[The request] Determine how many lines contain the string "What" and reply with that number alone.

___ Data to use

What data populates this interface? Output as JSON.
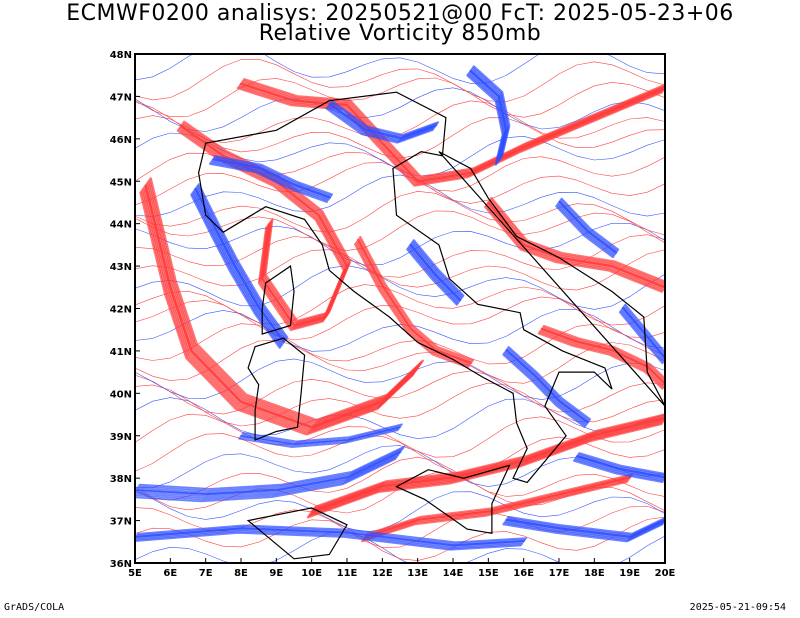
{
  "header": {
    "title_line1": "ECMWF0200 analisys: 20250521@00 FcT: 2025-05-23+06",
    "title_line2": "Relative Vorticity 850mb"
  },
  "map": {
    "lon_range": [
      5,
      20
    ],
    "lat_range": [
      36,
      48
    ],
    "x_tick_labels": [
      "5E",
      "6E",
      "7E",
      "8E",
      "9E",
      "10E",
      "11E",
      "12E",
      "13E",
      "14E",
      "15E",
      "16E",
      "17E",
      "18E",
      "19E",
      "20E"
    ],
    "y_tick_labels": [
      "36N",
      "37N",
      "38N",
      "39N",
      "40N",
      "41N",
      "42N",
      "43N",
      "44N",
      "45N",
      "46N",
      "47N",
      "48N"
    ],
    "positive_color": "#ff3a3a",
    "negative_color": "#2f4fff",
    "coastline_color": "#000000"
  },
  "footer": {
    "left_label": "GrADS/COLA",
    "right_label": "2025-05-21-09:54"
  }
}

______
___ Data to use

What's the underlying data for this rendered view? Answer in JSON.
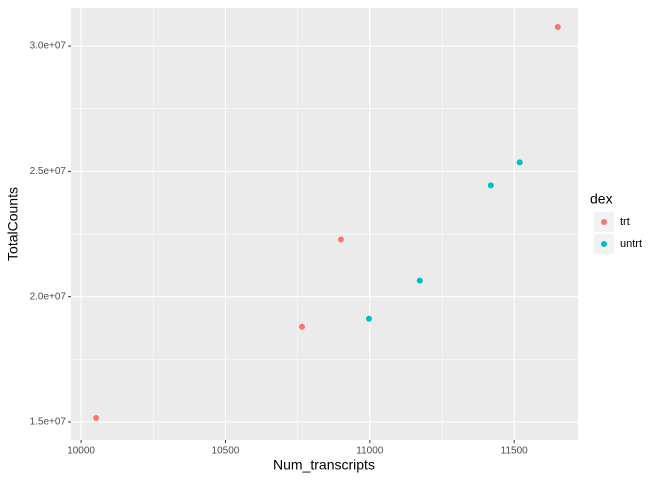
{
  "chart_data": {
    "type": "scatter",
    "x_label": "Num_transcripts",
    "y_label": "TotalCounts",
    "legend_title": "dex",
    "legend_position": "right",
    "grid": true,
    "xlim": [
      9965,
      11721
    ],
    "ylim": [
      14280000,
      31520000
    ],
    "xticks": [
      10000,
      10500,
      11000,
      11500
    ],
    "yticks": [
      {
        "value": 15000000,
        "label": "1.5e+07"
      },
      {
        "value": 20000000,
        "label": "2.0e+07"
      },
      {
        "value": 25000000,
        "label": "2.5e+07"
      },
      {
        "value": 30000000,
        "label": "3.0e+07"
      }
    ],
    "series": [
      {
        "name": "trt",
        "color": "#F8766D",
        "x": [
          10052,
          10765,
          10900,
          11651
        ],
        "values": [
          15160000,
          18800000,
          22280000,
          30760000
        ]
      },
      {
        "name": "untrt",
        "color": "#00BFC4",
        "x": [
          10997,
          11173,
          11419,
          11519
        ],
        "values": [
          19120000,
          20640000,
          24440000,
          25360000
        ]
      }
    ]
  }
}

______
___ Data to use

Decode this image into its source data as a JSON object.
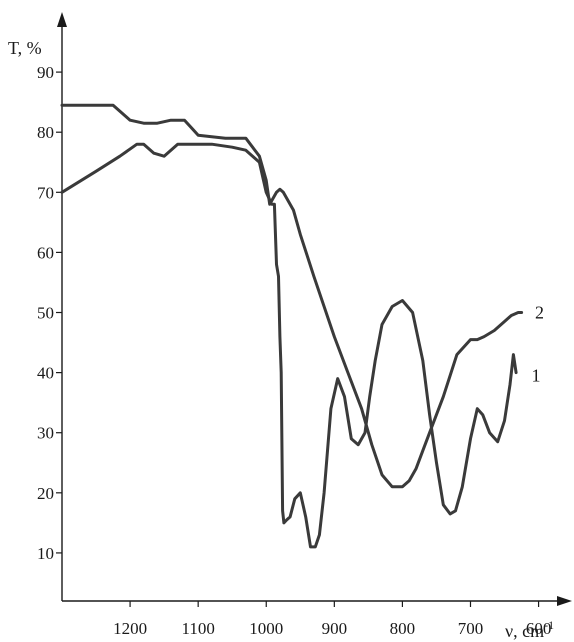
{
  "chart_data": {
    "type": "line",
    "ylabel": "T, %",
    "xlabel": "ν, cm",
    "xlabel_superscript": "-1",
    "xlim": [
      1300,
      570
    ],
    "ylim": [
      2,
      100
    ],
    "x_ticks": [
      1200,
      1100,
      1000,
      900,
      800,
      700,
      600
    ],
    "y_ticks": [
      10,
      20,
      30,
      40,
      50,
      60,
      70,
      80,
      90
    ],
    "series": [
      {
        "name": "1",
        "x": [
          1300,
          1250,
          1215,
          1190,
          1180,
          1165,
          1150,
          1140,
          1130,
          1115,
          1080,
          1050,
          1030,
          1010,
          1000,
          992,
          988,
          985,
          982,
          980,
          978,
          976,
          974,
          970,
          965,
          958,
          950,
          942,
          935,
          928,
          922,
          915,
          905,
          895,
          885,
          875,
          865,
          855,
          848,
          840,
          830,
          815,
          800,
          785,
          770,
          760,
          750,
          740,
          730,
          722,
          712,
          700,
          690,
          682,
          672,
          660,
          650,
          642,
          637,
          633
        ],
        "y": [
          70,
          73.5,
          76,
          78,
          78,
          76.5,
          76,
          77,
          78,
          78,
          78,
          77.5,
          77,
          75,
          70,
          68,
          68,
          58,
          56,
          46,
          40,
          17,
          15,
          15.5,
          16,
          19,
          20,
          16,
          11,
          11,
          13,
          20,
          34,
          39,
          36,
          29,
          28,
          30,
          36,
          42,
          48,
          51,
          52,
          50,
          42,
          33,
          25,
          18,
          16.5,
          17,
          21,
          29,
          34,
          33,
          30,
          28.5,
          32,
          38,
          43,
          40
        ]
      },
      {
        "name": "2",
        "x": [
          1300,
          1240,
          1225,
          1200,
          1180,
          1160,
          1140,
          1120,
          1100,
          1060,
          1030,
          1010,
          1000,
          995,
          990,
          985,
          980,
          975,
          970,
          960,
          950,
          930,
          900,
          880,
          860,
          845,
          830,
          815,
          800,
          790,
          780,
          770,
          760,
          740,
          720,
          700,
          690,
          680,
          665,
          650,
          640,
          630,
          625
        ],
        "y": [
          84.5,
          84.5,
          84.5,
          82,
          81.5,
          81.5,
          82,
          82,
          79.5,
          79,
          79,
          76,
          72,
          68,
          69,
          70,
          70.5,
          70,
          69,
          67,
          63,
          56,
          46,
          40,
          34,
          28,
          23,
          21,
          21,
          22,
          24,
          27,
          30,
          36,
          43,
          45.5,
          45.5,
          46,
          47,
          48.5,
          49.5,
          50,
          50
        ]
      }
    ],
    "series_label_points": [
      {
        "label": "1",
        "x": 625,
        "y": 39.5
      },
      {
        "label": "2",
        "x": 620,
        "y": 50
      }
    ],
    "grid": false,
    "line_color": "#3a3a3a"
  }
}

______

[Output for this exercise] 2